**Data shown:**
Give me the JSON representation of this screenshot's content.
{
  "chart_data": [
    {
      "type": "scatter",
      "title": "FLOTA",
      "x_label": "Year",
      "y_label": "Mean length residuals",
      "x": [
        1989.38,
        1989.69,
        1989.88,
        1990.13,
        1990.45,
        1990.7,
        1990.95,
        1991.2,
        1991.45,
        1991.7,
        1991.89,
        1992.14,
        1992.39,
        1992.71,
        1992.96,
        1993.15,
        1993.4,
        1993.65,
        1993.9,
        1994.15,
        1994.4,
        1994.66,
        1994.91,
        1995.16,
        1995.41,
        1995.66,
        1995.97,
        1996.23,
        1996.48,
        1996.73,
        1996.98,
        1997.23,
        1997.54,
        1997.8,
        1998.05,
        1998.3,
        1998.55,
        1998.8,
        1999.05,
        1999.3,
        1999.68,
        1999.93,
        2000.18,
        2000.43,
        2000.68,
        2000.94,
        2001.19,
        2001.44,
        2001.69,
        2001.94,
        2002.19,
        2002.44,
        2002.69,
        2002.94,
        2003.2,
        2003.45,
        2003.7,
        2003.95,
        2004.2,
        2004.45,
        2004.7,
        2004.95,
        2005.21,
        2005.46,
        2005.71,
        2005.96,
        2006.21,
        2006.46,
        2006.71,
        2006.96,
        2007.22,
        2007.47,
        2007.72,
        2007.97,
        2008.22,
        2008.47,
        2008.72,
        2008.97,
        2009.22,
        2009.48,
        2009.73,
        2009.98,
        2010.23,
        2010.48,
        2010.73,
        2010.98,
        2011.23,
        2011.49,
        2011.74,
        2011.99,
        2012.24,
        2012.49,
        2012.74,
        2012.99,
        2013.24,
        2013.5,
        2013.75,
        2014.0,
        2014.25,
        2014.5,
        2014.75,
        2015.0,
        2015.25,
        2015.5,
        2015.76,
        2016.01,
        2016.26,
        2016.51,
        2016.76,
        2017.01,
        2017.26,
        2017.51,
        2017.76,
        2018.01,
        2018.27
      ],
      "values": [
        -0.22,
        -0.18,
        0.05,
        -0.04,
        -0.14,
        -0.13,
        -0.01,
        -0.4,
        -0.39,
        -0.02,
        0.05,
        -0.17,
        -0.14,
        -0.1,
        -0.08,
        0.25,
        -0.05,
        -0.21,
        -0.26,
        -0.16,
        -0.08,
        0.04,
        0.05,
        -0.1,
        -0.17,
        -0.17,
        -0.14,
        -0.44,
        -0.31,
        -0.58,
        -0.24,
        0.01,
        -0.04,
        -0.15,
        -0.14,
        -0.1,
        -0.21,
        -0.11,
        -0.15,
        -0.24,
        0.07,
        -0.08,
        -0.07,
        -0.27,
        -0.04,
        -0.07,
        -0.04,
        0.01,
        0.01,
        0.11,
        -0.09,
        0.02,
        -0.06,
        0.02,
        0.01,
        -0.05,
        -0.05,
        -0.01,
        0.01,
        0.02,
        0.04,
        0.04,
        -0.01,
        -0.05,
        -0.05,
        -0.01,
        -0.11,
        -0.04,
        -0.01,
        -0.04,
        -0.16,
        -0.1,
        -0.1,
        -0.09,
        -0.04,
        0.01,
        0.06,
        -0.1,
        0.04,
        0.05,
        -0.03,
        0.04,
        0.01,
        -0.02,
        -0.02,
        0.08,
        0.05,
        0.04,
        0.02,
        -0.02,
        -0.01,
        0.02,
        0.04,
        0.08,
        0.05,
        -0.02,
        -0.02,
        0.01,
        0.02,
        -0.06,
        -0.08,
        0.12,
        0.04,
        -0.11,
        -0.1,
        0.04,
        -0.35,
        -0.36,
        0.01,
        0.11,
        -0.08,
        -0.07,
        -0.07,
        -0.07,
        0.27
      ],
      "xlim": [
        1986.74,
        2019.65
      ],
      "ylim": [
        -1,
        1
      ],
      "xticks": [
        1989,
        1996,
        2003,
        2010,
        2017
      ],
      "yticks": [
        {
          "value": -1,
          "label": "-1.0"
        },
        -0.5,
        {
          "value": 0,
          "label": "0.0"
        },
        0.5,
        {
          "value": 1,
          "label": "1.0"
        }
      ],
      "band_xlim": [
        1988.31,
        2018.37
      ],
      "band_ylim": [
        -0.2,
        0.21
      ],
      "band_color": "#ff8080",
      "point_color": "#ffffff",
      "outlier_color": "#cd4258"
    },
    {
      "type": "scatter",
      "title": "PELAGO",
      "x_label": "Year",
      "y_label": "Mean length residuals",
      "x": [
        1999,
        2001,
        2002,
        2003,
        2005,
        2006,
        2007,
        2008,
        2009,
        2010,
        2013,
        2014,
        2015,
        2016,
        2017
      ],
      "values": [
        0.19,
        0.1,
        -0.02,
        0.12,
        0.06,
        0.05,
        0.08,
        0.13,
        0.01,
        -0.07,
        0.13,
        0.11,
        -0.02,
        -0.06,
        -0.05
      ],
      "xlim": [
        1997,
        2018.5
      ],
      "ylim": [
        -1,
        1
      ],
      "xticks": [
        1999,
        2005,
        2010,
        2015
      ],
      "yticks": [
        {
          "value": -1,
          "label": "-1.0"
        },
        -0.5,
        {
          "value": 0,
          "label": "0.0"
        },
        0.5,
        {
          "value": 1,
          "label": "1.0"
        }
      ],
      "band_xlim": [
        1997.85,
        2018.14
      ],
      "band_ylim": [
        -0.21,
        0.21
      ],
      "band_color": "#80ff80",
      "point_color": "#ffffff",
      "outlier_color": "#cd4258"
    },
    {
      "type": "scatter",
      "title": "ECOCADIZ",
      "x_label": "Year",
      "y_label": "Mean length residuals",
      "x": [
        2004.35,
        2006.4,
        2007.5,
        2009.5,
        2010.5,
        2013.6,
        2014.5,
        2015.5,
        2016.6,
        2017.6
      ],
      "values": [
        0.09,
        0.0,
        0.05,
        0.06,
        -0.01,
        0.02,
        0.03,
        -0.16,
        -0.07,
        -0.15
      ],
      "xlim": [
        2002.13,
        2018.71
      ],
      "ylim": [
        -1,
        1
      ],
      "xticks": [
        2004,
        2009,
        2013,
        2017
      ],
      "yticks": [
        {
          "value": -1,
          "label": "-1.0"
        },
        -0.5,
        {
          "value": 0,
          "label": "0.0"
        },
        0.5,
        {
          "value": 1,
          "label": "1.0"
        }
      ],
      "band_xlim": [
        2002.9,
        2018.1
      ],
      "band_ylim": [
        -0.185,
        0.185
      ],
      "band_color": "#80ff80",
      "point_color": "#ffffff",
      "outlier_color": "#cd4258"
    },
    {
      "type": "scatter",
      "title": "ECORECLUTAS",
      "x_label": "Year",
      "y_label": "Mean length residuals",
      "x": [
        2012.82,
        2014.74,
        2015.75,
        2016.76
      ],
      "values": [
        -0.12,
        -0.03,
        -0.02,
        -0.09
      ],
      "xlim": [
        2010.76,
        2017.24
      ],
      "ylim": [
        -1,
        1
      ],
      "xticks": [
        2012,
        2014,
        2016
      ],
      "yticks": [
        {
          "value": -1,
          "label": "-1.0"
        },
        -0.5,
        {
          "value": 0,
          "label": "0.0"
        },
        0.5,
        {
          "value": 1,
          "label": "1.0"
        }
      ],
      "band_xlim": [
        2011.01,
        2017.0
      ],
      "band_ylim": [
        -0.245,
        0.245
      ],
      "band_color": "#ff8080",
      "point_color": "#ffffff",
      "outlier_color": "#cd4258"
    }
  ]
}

**The exercise:** Retype the listing exactly, in full.

**Correct result:**
Give me the JSON representation of this screenshot's content.
{
  "chart_data": [
    {
      "type": "scatter",
      "title": "FLOTA",
      "x_label": "Year",
      "y_label": "Mean length residuals",
      "x": [
        1989.38,
        1989.69,
        1989.88,
        1990.13,
        1990.45,
        1990.7,
        1990.95,
        1991.2,
        1991.45,
        1991.7,
        1991.89,
        1992.14,
        1992.39,
        1992.71,
        1992.96,
        1993.15,
        1993.4,
        1993.65,
        1993.9,
        1994.15,
        1994.4,
        1994.66,
        1994.91,
        1995.16,
        1995.41,
        1995.66,
        1995.97,
        1996.23,
        1996.48,
        1996.73,
        1996.98,
        1997.23,
        1997.54,
        1997.8,
        1998.05,
        1998.3,
        1998.55,
        1998.8,
        1999.05,
        1999.3,
        1999.68,
        1999.93,
        2000.18,
        2000.43,
        2000.68,
        2000.94,
        2001.19,
        2001.44,
        2001.69,
        2001.94,
        2002.19,
        2002.44,
        2002.69,
        2002.94,
        2003.2,
        2003.45,
        2003.7,
        2003.95,
        2004.2,
        2004.45,
        2004.7,
        2004.95,
        2005.21,
        2005.46,
        2005.71,
        2005.96,
        2006.21,
        2006.46,
        2006.71,
        2006.96,
        2007.22,
        2007.47,
        2007.72,
        2007.97,
        2008.22,
        2008.47,
        2008.72,
        2008.97,
        2009.22,
        2009.48,
        2009.73,
        2009.98,
        2010.23,
        2010.48,
        2010.73,
        2010.98,
        2011.23,
        2011.49,
        2011.74,
        2011.99,
        2012.24,
        2012.49,
        2012.74,
        2012.99,
        2013.24,
        2013.5,
        2013.75,
        2014.0,
        2014.25,
        2014.5,
        2014.75,
        2015.0,
        2015.25,
        2015.5,
        2015.76,
        2016.01,
        2016.26,
        2016.51,
        2016.76,
        2017.01,
        2017.26,
        2017.51,
        2017.76,
        2018.01,
        2018.27
      ],
      "values": [
        -0.22,
        -0.18,
        0.05,
        -0.04,
        -0.14,
        -0.13,
        -0.01,
        -0.4,
        -0.39,
        -0.02,
        0.05,
        -0.17,
        -0.14,
        -0.1,
        -0.08,
        0.25,
        -0.05,
        -0.21,
        -0.26,
        -0.16,
        -0.08,
        0.04,
        0.05,
        -0.1,
        -0.17,
        -0.17,
        -0.14,
        -0.44,
        -0.31,
        -0.58,
        -0.24,
        0.01,
        -0.04,
        -0.15,
        -0.14,
        -0.1,
        -0.21,
        -0.11,
        -0.15,
        -0.24,
        0.07,
        -0.08,
        -0.07,
        -0.27,
        -0.04,
        -0.07,
        -0.04,
        0.01,
        0.01,
        0.11,
        -0.09,
        0.02,
        -0.06,
        0.02,
        0.01,
        -0.05,
        -0.05,
        -0.01,
        0.01,
        0.02,
        0.04,
        0.04,
        -0.01,
        -0.05,
        -0.05,
        -0.01,
        -0.11,
        -0.04,
        -0.01,
        -0.04,
        -0.16,
        -0.1,
        -0.1,
        -0.09,
        -0.04,
        0.01,
        0.06,
        -0.1,
        0.04,
        0.05,
        -0.03,
        0.04,
        0.01,
        -0.02,
        -0.02,
        0.08,
        0.05,
        0.04,
        0.02,
        -0.02,
        -0.01,
        0.02,
        0.04,
        0.08,
        0.05,
        -0.02,
        -0.02,
        0.01,
        0.02,
        -0.06,
        -0.08,
        0.12,
        0.04,
        -0.11,
        -0.1,
        0.04,
        -0.35,
        -0.36,
        0.01,
        0.11,
        -0.08,
        -0.07,
        -0.07,
        -0.07,
        0.27
      ],
      "xlim": [
        1986.74,
        2019.65
      ],
      "ylim": [
        -1,
        1
      ],
      "xticks": [
        1989,
        1996,
        2003,
        2010,
        2017
      ],
      "yticks": [
        {
          "value": -1,
          "label": "-1.0"
        },
        -0.5,
        {
          "value": 0,
          "label": "0.0"
        },
        0.5,
        {
          "value": 1,
          "label": "1.0"
        }
      ],
      "band_xlim": [
        1988.31,
        2018.37
      ],
      "band_ylim": [
        -0.2,
        0.21
      ],
      "band_color": "#ff8080",
      "point_color": "#ffffff",
      "outlier_color": "#cd4258"
    },
    {
      "type": "scatter",
      "title": "PELAGO",
      "x_label": "Year",
      "y_label": "Mean length residuals",
      "x": [
        1999,
        2001,
        2002,
        2003,
        2005,
        2006,
        2007,
        2008,
        2009,
        2010,
        2013,
        2014,
        2015,
        2016,
        2017
      ],
      "values": [
        0.19,
        0.1,
        -0.02,
        0.12,
        0.06,
        0.05,
        0.08,
        0.13,
        0.01,
        -0.07,
        0.13,
        0.11,
        -0.02,
        -0.06,
        -0.05
      ],
      "xlim": [
        1997,
        2018.5
      ],
      "ylim": [
        -1,
        1
      ],
      "xticks": [
        1999,
        2005,
        2010,
        2015
      ],
      "yticks": [
        {
          "value": -1,
          "label": "-1.0"
        },
        -0.5,
        {
          "value": 0,
          "label": "0.0"
        },
        0.5,
        {
          "value": 1,
          "label": "1.0"
        }
      ],
      "band_xlim": [
        1997.85,
        2018.14
      ],
      "band_ylim": [
        -0.21,
        0.21
      ],
      "band_color": "#80ff80",
      "point_color": "#ffffff",
      "outlier_color": "#cd4258"
    },
    {
      "type": "scatter",
      "title": "ECOCADIZ",
      "x_label": "Year",
      "y_label": "Mean length residuals",
      "x": [
        2004.35,
        2006.4,
        2007.5,
        2009.5,
        2010.5,
        2013.6,
        2014.5,
        2015.5,
        2016.6,
        2017.6
      ],
      "values": [
        0.09,
        0.0,
        0.05,
        0.06,
        -0.01,
        0.02,
        0.03,
        -0.16,
        -0.07,
        -0.15
      ],
      "xlim": [
        2002.13,
        2018.71
      ],
      "ylim": [
        -1,
        1
      ],
      "xticks": [
        2004,
        2009,
        2013,
        2017
      ],
      "yticks": [
        {
          "value": -1,
          "label": "-1.0"
        },
        -0.5,
        {
          "value": 0,
          "label": "0.0"
        },
        0.5,
        {
          "value": 1,
          "label": "1.0"
        }
      ],
      "band_xlim": [
        2002.9,
        2018.1
      ],
      "band_ylim": [
        -0.185,
        0.185
      ],
      "band_color": "#80ff80",
      "point_color": "#ffffff",
      "outlier_color": "#cd4258"
    },
    {
      "type": "scatter",
      "title": "ECORECLUTAS",
      "x_label": "Year",
      "y_label": "Mean length residuals",
      "x": [
        2012.82,
        2014.74,
        2015.75,
        2016.76
      ],
      "values": [
        -0.12,
        -0.03,
        -0.02,
        -0.09
      ],
      "xlim": [
        2010.76,
        2017.24
      ],
      "ylim": [
        -1,
        1
      ],
      "xticks": [
        2012,
        2014,
        2016
      ],
      "yticks": [
        {
          "value": -1,
          "label": "-1.0"
        },
        -0.5,
        {
          "value": 0,
          "label": "0.0"
        },
        0.5,
        {
          "value": 1,
          "label": "1.0"
        }
      ],
      "band_xlim": [
        2011.01,
        2017.0
      ],
      "band_ylim": [
        -0.245,
        0.245
      ],
      "band_color": "#ff8080",
      "point_color": "#ffffff",
      "outlier_color": "#cd4258"
    }
  ]
}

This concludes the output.